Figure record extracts
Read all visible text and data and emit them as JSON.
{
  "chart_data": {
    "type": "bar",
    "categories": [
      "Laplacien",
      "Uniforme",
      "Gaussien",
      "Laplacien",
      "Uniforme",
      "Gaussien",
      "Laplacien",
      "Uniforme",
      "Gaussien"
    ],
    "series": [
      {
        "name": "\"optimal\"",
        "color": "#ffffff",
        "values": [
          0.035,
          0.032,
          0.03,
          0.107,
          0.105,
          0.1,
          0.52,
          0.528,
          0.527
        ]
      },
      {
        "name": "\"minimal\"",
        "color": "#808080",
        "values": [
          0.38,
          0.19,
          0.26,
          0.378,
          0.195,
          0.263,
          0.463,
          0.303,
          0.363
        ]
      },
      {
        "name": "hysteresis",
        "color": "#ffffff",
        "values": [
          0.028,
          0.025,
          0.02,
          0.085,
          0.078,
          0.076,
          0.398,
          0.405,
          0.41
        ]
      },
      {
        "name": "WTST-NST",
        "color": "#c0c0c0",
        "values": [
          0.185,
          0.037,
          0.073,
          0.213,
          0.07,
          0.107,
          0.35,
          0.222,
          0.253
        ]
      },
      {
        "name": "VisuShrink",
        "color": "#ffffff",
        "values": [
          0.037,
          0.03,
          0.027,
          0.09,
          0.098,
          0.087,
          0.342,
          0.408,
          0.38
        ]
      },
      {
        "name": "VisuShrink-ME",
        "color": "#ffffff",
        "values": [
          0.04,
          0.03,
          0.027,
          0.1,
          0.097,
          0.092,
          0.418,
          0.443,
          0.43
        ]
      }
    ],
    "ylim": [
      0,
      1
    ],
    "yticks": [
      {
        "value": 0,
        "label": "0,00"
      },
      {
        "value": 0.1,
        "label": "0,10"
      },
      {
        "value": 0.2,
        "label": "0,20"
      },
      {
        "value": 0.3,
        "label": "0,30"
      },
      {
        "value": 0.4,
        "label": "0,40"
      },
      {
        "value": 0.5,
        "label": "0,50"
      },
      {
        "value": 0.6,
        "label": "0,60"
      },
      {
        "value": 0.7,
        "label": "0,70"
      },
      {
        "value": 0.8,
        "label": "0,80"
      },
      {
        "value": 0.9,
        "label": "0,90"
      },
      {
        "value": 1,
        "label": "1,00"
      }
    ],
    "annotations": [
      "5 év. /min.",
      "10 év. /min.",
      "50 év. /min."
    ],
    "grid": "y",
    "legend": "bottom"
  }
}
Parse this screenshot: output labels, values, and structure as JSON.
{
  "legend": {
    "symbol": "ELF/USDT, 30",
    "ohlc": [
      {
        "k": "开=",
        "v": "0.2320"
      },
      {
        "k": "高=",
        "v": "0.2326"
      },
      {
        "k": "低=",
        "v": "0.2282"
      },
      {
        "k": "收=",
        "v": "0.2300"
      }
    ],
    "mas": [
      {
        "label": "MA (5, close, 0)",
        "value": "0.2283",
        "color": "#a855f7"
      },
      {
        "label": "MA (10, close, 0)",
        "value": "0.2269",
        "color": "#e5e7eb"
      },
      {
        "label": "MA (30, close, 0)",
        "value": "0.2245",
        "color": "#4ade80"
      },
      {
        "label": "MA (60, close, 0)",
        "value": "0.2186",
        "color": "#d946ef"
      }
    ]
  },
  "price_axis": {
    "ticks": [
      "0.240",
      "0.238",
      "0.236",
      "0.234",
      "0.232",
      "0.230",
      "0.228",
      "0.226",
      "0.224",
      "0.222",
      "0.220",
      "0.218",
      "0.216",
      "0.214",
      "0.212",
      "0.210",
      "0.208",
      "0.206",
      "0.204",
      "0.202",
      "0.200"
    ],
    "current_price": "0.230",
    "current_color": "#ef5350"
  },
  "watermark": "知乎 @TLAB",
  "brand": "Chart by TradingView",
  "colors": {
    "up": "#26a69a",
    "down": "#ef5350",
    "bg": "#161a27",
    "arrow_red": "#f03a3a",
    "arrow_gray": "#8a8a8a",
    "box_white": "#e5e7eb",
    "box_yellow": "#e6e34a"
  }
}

Set exercise: Write the listing out again, exactly as it reads.

Reply:
Read all visible text and data and emit them as JSON.
{
  "chart_data": {
    "type": "bar",
    "categories": [
      "Laplacien",
      "Uniforme",
      "Gaussien",
      "Laplacien",
      "Uniforme",
      "Gaussien",
      "Laplacien",
      "Uniforme",
      "Gaussien"
    ],
    "series": [
      {
        "name": "\"optimal\"",
        "color": "#ffffff",
        "values": [
          0.035,
          0.032,
          0.03,
          0.107,
          0.105,
          0.1,
          0.52,
          0.528,
          0.527
        ]
      },
      {
        "name": "\"minimal\"",
        "color": "#808080",
        "values": [
          0.38,
          0.19,
          0.26,
          0.378,
          0.195,
          0.263,
          0.463,
          0.303,
          0.363
        ]
      },
      {
        "name": "hysteresis",
        "color": "#ffffff",
        "values": [
          0.028,
          0.025,
          0.02,
          0.085,
          0.078,
          0.076,
          0.398,
          0.405,
          0.41
        ]
      },
      {
        "name": "WTST-NST",
        "color": "#c0c0c0",
        "values": [
          0.185,
          0.037,
          0.073,
          0.213,
          0.07,
          0.107,
          0.35,
          0.222,
          0.253
        ]
      },
      {
        "name": "VisuShrink",
        "color": "#ffffff",
        "values": [
          0.037,
          0.03,
          0.027,
          0.09,
          0.098,
          0.087,
          0.342,
          0.408,
          0.38
        ]
      },
      {
        "name": "VisuShrink-ME",
        "color": "#ffffff",
        "values": [
          0.04,
          0.03,
          0.027,
          0.1,
          0.097,
          0.092,
          0.418,
          0.443,
          0.43
        ]
      }
    ],
    "ylim": [
      0,
      1
    ],
    "yticks": [
      {
        "value": 0,
        "label": "0,00"
      },
      {
        "value": 0.1,
        "label": "0,10"
      },
      {
        "value": 0.2,
        "label": "0,20"
      },
      {
        "value": 0.3,
        "label": "0,30"
      },
      {
        "value": 0.4,
        "label": "0,40"
      },
      {
        "value": 0.5,
        "label": "0,50"
      },
      {
        "value": 0.6,
        "label": "0,60"
      },
      {
        "value": 0.7,
        "label": "0,70"
      },
      {
        "value": 0.8,
        "label": "0,80"
      },
      {
        "value": 0.9,
        "label": "0,90"
      },
      {
        "value": 1,
        "label": "1,00"
      }
    ],
    "annotations": [
      "5 év. /min.",
      "10 év. /min.",
      "50 év. /min."
    ],
    "grid": "y",
    "legend": "bottom"
  }
}
Parse this screenshot: output labels, values, and structure as JSON.
{
  "legend": {
    "symbol": "ELF/USDT, 30",
    "ohlc": [
      {
        "k": "开=",
        "v": "0.2320"
      },
      {
        "k": "高=",
        "v": "0.2326"
      },
      {
        "k": "低=",
        "v": "0.2282"
      },
      {
        "k": "收=",
        "v": "0.2300"
      }
    ],
    "mas": [
      {
        "label": "MA (5, close, 0)",
        "value": "0.2283",
        "color": "#a855f7"
      },
      {
        "label": "MA (10, close, 0)",
        "value": "0.2269",
        "color": "#e5e7eb"
      },
      {
        "label": "MA (30, close, 0)",
        "value": "0.2245",
        "color": "#4ade80"
      },
      {
        "label": "MA (60, close, 0)",
        "value": "0.2186",
        "color": "#d946ef"
      }
    ]
  },
  "price_axis": {
    "ticks": [
      "0.240",
      "0.238",
      "0.236",
      "0.234",
      "0.232",
      "0.230",
      "0.228",
      "0.226",
      "0.224",
      "0.222",
      "0.220",
      "0.218",
      "0.216",
      "0.214",
      "0.212",
      "0.210",
      "0.208",
      "0.206",
      "0.204",
      "0.202",
      "0.200"
    ],
    "current_price": "0.230",
    "current_color": "#ef5350"
  },
  "watermark": "知乎 @TLAB",
  "brand": "Chart by TradingView",
  "colors": {
    "up": "#26a69a",
    "down": "#ef5350",
    "bg": "#161a27",
    "arrow_red": "#f03a3a",
    "arrow_gray": "#8a8a8a",
    "box_white": "#e5e7eb",
    "box_yellow": "#e6e34a"
  }
}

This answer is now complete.